▸ Records from a dataset:
start
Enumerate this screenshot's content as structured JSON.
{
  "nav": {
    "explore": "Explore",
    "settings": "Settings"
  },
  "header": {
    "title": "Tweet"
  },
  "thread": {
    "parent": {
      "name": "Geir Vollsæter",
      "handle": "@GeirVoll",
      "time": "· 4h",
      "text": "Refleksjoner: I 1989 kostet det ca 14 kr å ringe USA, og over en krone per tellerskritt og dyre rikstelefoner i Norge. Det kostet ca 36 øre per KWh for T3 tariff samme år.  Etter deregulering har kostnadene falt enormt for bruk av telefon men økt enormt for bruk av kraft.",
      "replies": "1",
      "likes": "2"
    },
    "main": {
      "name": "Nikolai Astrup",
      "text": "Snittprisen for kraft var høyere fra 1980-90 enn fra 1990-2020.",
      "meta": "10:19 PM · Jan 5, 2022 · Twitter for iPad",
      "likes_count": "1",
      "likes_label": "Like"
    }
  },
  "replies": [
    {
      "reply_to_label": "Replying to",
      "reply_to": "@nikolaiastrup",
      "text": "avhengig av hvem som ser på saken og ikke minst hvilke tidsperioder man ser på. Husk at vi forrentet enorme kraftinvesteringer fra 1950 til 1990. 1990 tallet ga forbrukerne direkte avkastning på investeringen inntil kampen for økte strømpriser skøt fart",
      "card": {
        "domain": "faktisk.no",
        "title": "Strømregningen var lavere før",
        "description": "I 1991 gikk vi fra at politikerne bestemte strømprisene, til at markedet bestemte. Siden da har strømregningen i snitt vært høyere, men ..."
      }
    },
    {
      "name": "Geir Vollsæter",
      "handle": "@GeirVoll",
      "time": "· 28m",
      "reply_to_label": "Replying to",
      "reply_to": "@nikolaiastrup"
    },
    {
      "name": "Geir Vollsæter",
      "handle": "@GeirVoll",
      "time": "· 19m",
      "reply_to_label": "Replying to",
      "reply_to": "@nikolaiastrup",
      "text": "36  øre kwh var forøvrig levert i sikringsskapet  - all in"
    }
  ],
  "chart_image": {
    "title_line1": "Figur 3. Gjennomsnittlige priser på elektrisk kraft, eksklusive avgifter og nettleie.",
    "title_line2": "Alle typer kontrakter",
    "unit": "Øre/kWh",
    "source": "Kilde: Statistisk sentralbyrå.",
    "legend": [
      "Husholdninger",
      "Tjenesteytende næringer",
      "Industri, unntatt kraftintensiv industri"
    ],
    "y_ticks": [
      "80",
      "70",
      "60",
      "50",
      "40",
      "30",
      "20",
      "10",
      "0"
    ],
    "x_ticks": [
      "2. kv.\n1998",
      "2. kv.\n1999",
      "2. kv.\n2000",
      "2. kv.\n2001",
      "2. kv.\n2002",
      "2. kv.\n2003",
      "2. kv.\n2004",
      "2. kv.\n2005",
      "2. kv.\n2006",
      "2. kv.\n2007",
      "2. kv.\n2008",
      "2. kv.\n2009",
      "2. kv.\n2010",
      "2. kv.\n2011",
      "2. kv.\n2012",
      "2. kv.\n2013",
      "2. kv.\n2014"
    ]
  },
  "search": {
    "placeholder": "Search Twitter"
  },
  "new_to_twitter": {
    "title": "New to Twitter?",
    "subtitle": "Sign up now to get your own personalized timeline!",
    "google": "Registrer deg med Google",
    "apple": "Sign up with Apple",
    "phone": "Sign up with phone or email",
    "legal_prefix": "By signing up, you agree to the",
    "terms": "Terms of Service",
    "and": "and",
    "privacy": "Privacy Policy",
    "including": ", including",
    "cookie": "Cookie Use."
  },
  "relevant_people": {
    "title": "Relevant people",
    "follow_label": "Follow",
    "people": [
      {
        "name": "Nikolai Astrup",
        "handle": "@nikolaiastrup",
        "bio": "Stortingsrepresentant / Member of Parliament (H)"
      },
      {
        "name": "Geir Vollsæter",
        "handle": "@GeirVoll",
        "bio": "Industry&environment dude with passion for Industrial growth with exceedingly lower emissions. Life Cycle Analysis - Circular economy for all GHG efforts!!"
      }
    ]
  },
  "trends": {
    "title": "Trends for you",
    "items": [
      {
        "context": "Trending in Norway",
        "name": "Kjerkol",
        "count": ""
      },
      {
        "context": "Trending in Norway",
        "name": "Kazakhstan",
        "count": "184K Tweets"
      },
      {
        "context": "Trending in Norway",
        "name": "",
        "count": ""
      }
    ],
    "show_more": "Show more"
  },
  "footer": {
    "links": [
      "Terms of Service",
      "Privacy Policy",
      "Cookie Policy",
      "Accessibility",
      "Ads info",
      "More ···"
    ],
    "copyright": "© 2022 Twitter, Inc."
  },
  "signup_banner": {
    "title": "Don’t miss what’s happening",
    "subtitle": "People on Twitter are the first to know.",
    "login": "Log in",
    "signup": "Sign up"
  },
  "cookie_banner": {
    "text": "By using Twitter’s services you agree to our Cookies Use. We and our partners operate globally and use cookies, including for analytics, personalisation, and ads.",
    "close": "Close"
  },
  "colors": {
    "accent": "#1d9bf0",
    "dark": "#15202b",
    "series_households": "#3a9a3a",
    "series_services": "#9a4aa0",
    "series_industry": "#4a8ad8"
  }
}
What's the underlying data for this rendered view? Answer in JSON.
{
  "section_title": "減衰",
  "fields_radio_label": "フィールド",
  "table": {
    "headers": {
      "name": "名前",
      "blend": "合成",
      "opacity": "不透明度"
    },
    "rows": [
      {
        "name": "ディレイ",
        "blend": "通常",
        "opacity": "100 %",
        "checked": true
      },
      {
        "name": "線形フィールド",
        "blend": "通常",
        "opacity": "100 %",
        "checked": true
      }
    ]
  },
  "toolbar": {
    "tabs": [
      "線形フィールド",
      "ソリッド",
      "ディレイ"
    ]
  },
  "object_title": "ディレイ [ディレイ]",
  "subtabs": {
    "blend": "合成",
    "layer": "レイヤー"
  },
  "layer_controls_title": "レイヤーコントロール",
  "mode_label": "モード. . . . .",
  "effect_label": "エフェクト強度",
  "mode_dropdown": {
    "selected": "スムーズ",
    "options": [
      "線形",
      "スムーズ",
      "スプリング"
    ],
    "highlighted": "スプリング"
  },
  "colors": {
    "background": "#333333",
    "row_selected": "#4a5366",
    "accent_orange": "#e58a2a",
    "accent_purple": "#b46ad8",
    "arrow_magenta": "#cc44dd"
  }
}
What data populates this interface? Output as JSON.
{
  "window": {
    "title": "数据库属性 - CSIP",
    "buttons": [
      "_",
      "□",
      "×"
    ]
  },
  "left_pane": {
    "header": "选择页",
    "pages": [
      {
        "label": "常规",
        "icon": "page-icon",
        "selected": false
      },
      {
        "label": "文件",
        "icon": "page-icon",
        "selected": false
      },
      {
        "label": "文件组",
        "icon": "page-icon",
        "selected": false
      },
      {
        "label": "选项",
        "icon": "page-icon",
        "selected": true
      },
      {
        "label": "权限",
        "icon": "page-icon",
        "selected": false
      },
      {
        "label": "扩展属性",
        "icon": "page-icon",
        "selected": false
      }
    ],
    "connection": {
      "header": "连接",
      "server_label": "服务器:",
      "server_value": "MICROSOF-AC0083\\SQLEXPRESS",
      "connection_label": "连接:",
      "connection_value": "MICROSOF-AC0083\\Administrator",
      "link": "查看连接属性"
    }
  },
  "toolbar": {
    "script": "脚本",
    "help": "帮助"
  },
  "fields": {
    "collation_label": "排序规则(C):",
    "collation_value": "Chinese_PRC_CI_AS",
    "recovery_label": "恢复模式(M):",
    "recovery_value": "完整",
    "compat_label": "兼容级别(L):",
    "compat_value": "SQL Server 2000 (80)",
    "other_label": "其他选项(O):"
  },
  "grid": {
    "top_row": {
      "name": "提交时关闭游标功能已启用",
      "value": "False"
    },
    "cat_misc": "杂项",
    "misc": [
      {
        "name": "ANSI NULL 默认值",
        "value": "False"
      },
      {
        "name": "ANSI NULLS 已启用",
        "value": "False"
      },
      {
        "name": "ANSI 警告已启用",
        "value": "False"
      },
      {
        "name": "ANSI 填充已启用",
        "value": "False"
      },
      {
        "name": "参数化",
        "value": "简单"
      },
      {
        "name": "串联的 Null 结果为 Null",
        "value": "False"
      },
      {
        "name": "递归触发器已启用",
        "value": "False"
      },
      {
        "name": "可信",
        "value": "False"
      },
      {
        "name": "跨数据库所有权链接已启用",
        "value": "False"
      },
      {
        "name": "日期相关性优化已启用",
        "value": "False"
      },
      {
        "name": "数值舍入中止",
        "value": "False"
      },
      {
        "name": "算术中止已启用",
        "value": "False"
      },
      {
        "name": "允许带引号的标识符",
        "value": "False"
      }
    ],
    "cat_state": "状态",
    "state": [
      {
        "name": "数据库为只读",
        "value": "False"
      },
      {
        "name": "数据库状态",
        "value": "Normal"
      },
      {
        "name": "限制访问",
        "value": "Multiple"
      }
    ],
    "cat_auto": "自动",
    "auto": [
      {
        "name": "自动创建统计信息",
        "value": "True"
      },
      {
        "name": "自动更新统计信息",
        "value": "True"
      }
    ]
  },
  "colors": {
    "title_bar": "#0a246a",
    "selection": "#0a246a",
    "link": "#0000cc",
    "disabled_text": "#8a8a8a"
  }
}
end
▸ WHAT THE TASK REQUIRES: Copy, from the material, each line that holds the string "Privacy".

▸ RESULT BELOW:
    "privacy": "Privacy Policy",
      "Privacy Policy",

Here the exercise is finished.